#### ENTRIES SUPPLIED:
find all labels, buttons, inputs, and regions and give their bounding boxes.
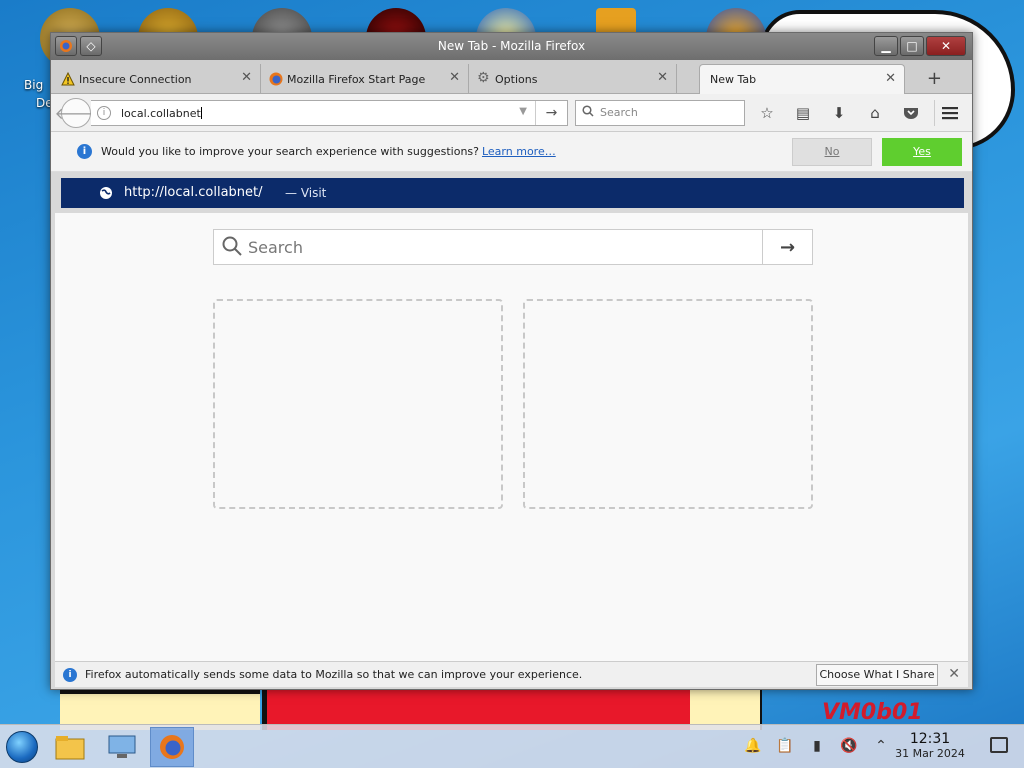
learn-more-link[interactable]: Learn more… (482, 145, 556, 158)
tray-expand-icon[interactable]: ⌃ (870, 735, 892, 757)
search-go-arrow-icon[interactable]: → (762, 230, 812, 264)
clock-date: 31 Mar 2024 (895, 747, 965, 760)
dropdown-arrow-icon[interactable]: ▼ (519, 106, 527, 117)
url-bar[interactable]: i local.collabnet ▼ → (91, 100, 568, 126)
no-button[interactable]: No (792, 138, 872, 166)
bookmarks-list-icon[interactable]: ▤ (792, 102, 814, 124)
search-input[interactable]: Search (575, 100, 745, 126)
suggestion-action: — Visit (285, 186, 327, 200)
firefox-menu-icon[interactable] (55, 36, 77, 56)
window-title: New Tab - Mozilla Firefox (437, 39, 586, 53)
tab-label: Mozilla Firefox Start Page (287, 72, 426, 86)
home-icon[interactable]: ⌂ (864, 102, 886, 124)
info-icon: i (77, 144, 92, 159)
volume-muted-icon[interactable]: 🔇 (838, 735, 860, 757)
downloads-icon[interactable]: ⬇ (828, 102, 850, 124)
suggestion-url: http://local.collabnet/ (124, 185, 263, 200)
notification-text: Would you like to improve your search ex… (101, 145, 556, 158)
empty-top-site-tile[interactable] (523, 299, 813, 509)
desktop-icon-label: Big (24, 78, 44, 92)
notifications-bell-icon[interactable]: 🔔 (742, 735, 764, 757)
close-tab-icon[interactable]: ✕ (657, 70, 668, 85)
minimize-button[interactable]: ▁ (874, 36, 898, 56)
battery-icon[interactable]: ▮ (806, 735, 828, 757)
newtab-search-input[interactable]: Search → (213, 229, 813, 265)
tab-label: New Tab (710, 73, 757, 86)
tab-label: Insecure Connection (79, 72, 192, 86)
close-window-button[interactable]: ✕ (926, 36, 966, 56)
close-notification-icon[interactable]: ✕ (948, 666, 960, 682)
new-tab-page: Search → (55, 213, 968, 661)
go-arrow-icon[interactable]: → (535, 101, 567, 125)
search-suggestions-notification: i Would you like to improve your search … (51, 132, 972, 172)
yes-button[interactable]: Yes (882, 138, 962, 166)
info-icon[interactable]: i (97, 106, 111, 120)
firefox-window: ◇ New Tab - Mozilla Firefox ▁ □ ✕ Insecu… (50, 32, 973, 690)
taskbar: 🔔 📋 ▮ 🔇 ⌃ 12:31 31 Mar 2024 (0, 724, 1024, 768)
maximize-button[interactable]: □ (900, 36, 924, 56)
wallpaper-text: VM0b01 (822, 700, 923, 725)
choose-what-i-share-button[interactable]: Choose What I Share (816, 664, 938, 686)
close-tab-icon[interactable]: ✕ (449, 70, 460, 85)
tab-insecure-connection[interactable]: Insecure Connection ✕ (55, 64, 261, 94)
hamburger-menu-icon[interactable] (934, 100, 964, 126)
search-placeholder: Search (600, 106, 638, 119)
tab-firefox-start-page[interactable]: Mozilla Firefox Start Page ✕ (263, 64, 469, 94)
globe-icon (99, 186, 113, 200)
gear-icon: ⚙ (477, 70, 490, 86)
pocket-icon[interactable] (900, 102, 922, 124)
tab-options[interactable]: ⚙ Options ✕ (471, 64, 677, 94)
title-bar[interactable]: ◇ New Tab - Mozilla Firefox ▁ □ ✕ (51, 33, 972, 60)
data-reporting-text: Firefox automatically sends some data to… (85, 668, 583, 681)
nav-bar: 🡐 i local.collabnet ▼ → Search ☆ ▤ ⬇ ⌂ (51, 94, 972, 132)
show-desktop-icon[interactable] (990, 737, 1008, 753)
tab-label: Options (495, 72, 538, 86)
new-tab-plus-icon[interactable]: + (927, 68, 942, 89)
info-icon: i (63, 668, 77, 682)
tab-new-tab[interactable]: New Tab ✕ (699, 64, 905, 94)
empty-top-site-tile[interactable] (213, 299, 503, 509)
clock-time: 12:31 (909, 731, 951, 747)
start-menu-icon[interactable] (6, 731, 38, 763)
url-input[interactable]: local.collabnet (121, 107, 201, 120)
clipboard-icon[interactable]: 📋 (774, 735, 796, 757)
firefox-icon (269, 72, 283, 86)
keep-above-icon[interactable]: ◇ (80, 36, 102, 56)
url-suggestion-row[interactable]: http://local.collabnet/ — Visit (61, 178, 964, 208)
close-tab-icon[interactable]: ✕ (885, 71, 896, 86)
firefox-taskbar-icon[interactable] (150, 727, 194, 767)
data-reporting-notification: i Firefox automatically sends some data … (55, 661, 968, 687)
close-tab-icon[interactable]: ✕ (241, 70, 252, 85)
file-manager-icon[interactable] (48, 727, 92, 767)
search-icon (582, 102, 594, 126)
clock[interactable]: 12:31 31 Mar 2024 (890, 731, 970, 760)
system-monitor-icon[interactable] (100, 727, 144, 767)
back-arrow-icon[interactable]: 🡐 (55, 98, 97, 128)
newtab-search-placeholder: Search (248, 238, 303, 257)
tab-strip: Insecure Connection ✕ Mozilla Firefox St… (51, 60, 972, 94)
warning-icon (61, 71, 75, 86)
search-icon (222, 236, 242, 256)
bookmark-star-icon[interactable]: ☆ (756, 102, 778, 124)
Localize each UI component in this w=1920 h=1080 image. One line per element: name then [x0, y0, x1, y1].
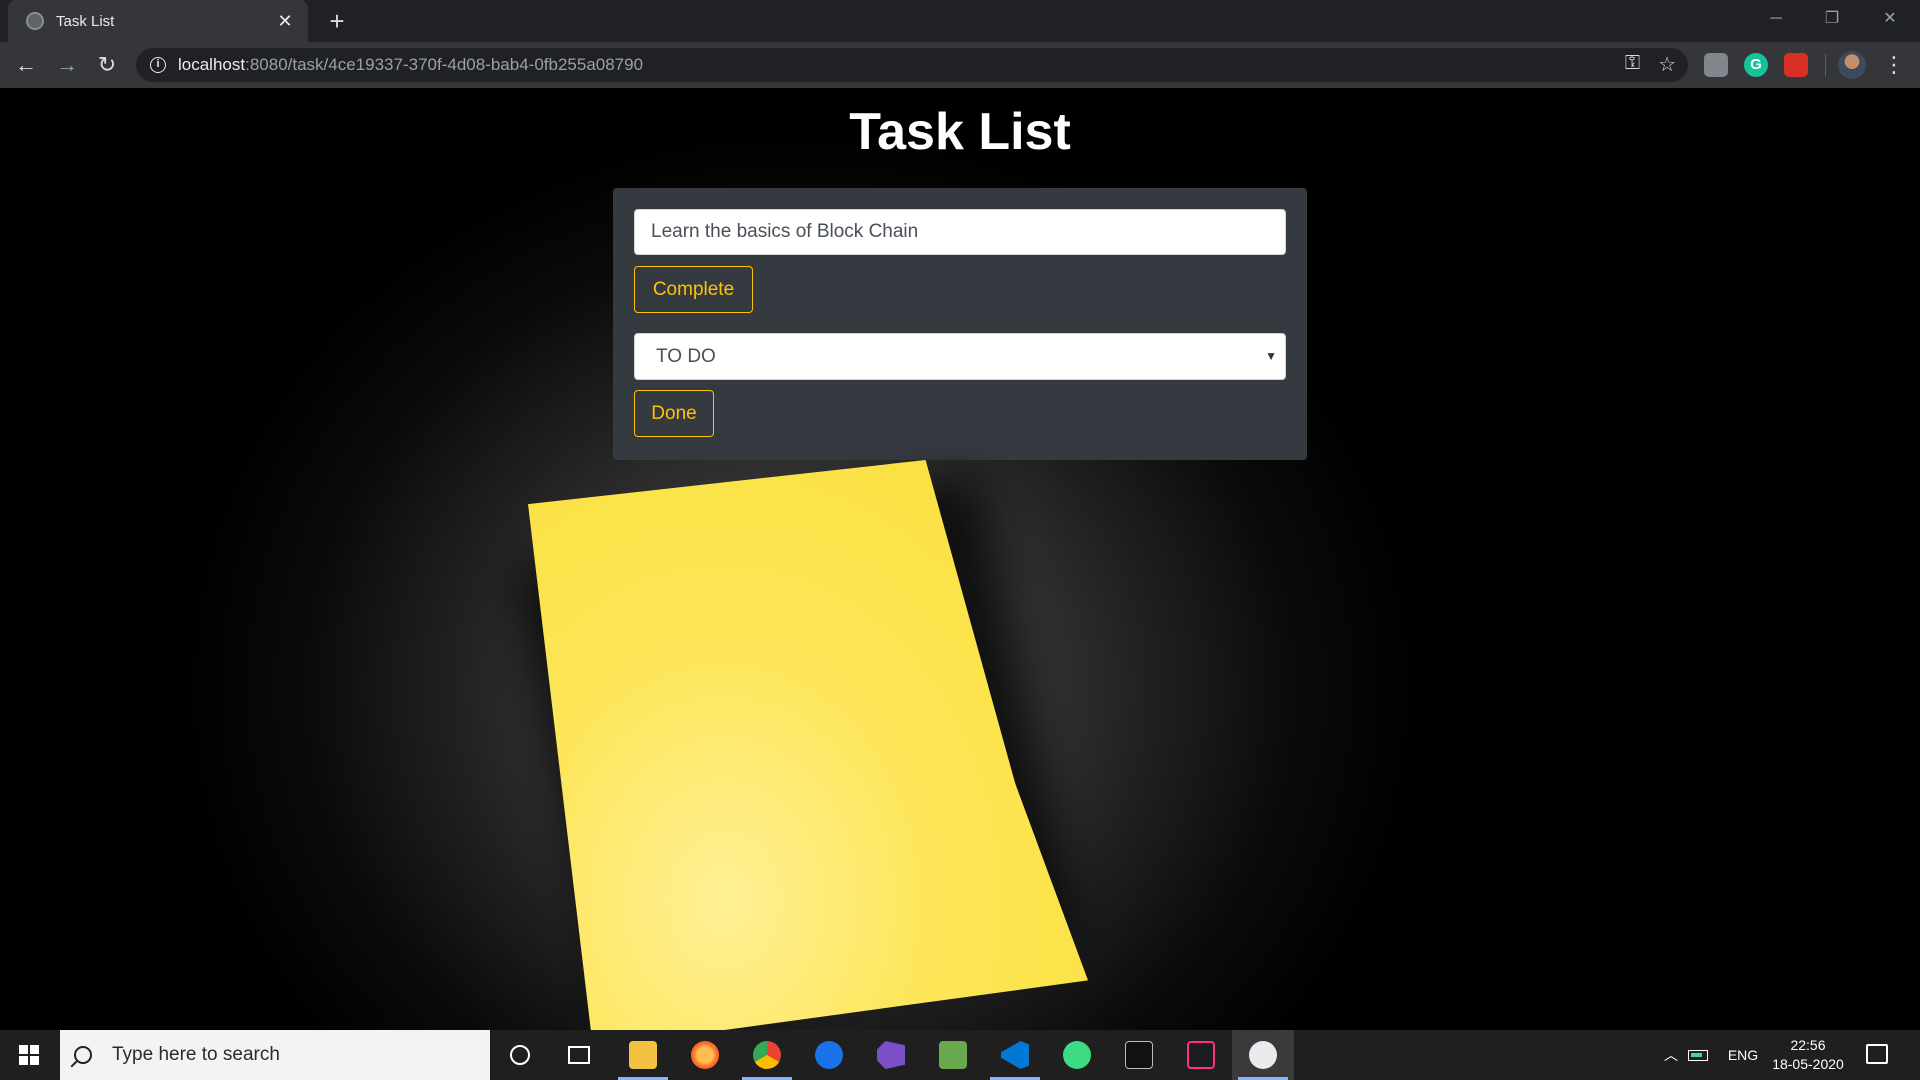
extension-red-icon[interactable]	[1784, 53, 1808, 77]
url-path: :8080/task/4ce19337-370f-4d08-bab4-0fb25…	[245, 55, 644, 74]
minimize-button[interactable]: ─	[1748, 0, 1804, 38]
task-view-icon[interactable]	[548, 1030, 610, 1080]
cortana-icon[interactable]	[489, 1030, 551, 1080]
close-window-button[interactable]: ✕	[1862, 0, 1918, 38]
edge-icon[interactable]	[798, 1030, 860, 1080]
restore-button[interactable]: ❐	[1804, 0, 1860, 38]
browser-toolbar: ← → ↻ i localhost :8080/task/4ce19337-37…	[0, 42, 1920, 88]
url-host: localhost	[178, 55, 246, 74]
windows-start-icon[interactable]	[0, 1030, 58, 1080]
visual-studio-icon[interactable]	[860, 1030, 922, 1080]
reload-icon[interactable]: ↻	[91, 49, 123, 81]
browser-tab[interactable]: Task List ✕	[8, 0, 308, 42]
chrome-icon[interactable]	[736, 1030, 798, 1080]
new-tab-button[interactable]: +	[322, 6, 352, 36]
chevron-down-icon: ▼	[1265, 349, 1277, 363]
photos-icon[interactable]	[1232, 1030, 1294, 1080]
taskbar-search[interactable]: Type here to search	[60, 1030, 490, 1080]
back-arrow-icon[interactable]: ←	[10, 49, 42, 81]
notepad-plus-plus-icon[interactable]	[922, 1030, 984, 1080]
tab-close-icon[interactable]: ✕	[274, 11, 296, 32]
firefox-icon[interactable]	[674, 1030, 736, 1080]
clock-date: 18-05-2020	[1772, 1056, 1844, 1072]
done-button[interactable]: Done	[634, 390, 714, 437]
task-card: Complete TO DO ▼ Done	[613, 188, 1307, 460]
notification-icon[interactable]	[1866, 1044, 1888, 1064]
clock-time: 22:56	[1790, 1037, 1826, 1053]
battery-icon[interactable]	[1688, 1030, 1714, 1080]
star-icon[interactable]: ☆	[1658, 52, 1676, 77]
status-selected-value: TO DO	[656, 346, 716, 367]
toolbar-divider	[1825, 54, 1826, 76]
tab-strip: Task List ✕ + ─ ❐ ✕	[0, 0, 1920, 42]
tab-title: Task List	[56, 12, 115, 30]
file-explorer-icon[interactable]	[612, 1030, 674, 1080]
info-icon[interactable]: i	[150, 57, 166, 73]
status-select[interactable]: TO DO ▼	[634, 333, 1286, 380]
tab-favicon-icon	[26, 12, 44, 30]
terminal-icon[interactable]	[1170, 1030, 1232, 1080]
language-indicator[interactable]: ENG	[1724, 1030, 1762, 1080]
page-viewport: Task List Complete TO DO ▼ Done	[0, 88, 1920, 1030]
sticky-note-image	[528, 460, 1088, 1030]
key-icon[interactable]: ⚿	[1625, 52, 1640, 77]
command-prompt-icon[interactable]	[1108, 1030, 1170, 1080]
menu-dots-icon[interactable]: ⋮	[1882, 50, 1906, 80]
forward-arrow-icon[interactable]: →	[51, 49, 83, 81]
clock[interactable]: 22:56 18-05-2020	[1766, 1030, 1850, 1080]
avatar[interactable]	[1838, 51, 1866, 79]
tray-chevron-icon[interactable]: ︿	[1660, 1030, 1682, 1080]
search-icon	[74, 1046, 92, 1064]
extension-icon[interactable]	[1704, 53, 1728, 77]
complete-button[interactable]: Complete	[634, 266, 753, 313]
grammarly-icon[interactable]: G	[1744, 53, 1768, 77]
android-studio-icon[interactable]	[1046, 1030, 1108, 1080]
address-bar[interactable]: i localhost :8080/task/4ce19337-370f-4d0…	[136, 48, 1688, 82]
search-placeholder: Type here to search	[112, 1044, 280, 1065]
taskbar: Type here to search ︿ ENG 22:56 18-05-20…	[0, 1030, 1920, 1080]
vscode-icon[interactable]	[984, 1030, 1046, 1080]
task-input[interactable]	[634, 209, 1286, 255]
page-title: Task List	[849, 103, 1071, 161]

#### TASK DETAILS:
Copy the lines verbatim, starting at the line that contains "53, 1808, 77]" and ending at the line that contains "349, 1277, 363]", including both of those lines.

#### ANSWER TO THIS TASK:
extension-red-icon[interactable]	[1784, 53, 1808, 77]
url-path: :8080/task/4ce19337-370f-4d08-bab4-0fb25…	[245, 55, 644, 74]
minimize-button[interactable]: ─	[1748, 0, 1804, 38]
task-view-icon[interactable]	[548, 1030, 610, 1080]
cortana-icon[interactable]	[489, 1030, 551, 1080]
close-window-button[interactable]: ✕	[1862, 0, 1918, 38]
edge-icon[interactable]	[798, 1030, 860, 1080]
restore-button[interactable]: ❐	[1804, 0, 1860, 38]
browser-toolbar: ← → ↻ i localhost :8080/task/4ce19337-37…	[0, 42, 1920, 88]
url-host: localhost	[178, 55, 246, 74]
windows-start-icon[interactable]	[0, 1030, 58, 1080]
visual-studio-icon[interactable]	[860, 1030, 922, 1080]
reload-icon[interactable]: ↻	[91, 49, 123, 81]
browser-tab[interactable]: Task List ✕	[8, 0, 308, 42]
chrome-icon[interactable]	[736, 1030, 798, 1080]
new-tab-button[interactable]: +	[322, 6, 352, 36]
chevron-down-icon: ▼	[1265, 349, 1277, 363]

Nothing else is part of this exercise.